Set exercise ::
Under this task are some entries; return every one of them exactly.

----- Provided information -----

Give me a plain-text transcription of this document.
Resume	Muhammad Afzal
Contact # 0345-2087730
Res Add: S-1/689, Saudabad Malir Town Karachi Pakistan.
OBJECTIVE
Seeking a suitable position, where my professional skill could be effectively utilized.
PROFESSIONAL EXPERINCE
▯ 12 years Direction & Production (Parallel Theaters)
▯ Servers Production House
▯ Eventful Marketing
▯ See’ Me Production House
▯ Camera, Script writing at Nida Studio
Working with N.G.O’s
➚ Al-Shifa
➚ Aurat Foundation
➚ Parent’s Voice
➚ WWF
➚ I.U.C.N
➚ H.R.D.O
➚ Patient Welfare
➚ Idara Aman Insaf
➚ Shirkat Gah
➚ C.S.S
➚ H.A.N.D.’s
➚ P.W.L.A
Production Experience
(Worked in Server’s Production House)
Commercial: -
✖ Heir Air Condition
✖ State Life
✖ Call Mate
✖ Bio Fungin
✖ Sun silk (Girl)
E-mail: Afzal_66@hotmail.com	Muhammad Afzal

-----

Response below ::
Give me a plain-text transcription of this document.
Resume	Muhammad Afzal
Contact # 0345-2087730
Res Add: S-1/689, Saudabad Malir Town Karachi Pakistan.
OBJECTIVE
Seeking a suitable position, where my professional skill could be effectively utilized.
PROFESSIONAL EXPERINCE
▯ 12 years Direction & Production (Parallel Theaters)
▯ Servers Production House
▯ Eventful Marketing
▯ See’ Me Production House
▯ Camera, Script writing at Nida Studio
Working with N.G.O’s
➚ Al-Shifa
➚ Aurat Foundation
➚ Parent’s Voice
➚ WWF
➚ I.U.C.N
➚ H.R.D.O
➚ Patient Welfare
➚ Idara Aman Insaf
➚ Shirkat Gah
➚ C.S.S
➚ H.A.N.D.’s
➚ P.W.L.A
Production Experience
(Worked in Server’s Production House)
Commercial: -
✖ Heir Air Condition
✖ State Life
✖ Call Mate
✖ Bio Fungin
✖ Sun silk (Girl)
E-mail: Afzal_66@hotmail.com	Muhammad Afzal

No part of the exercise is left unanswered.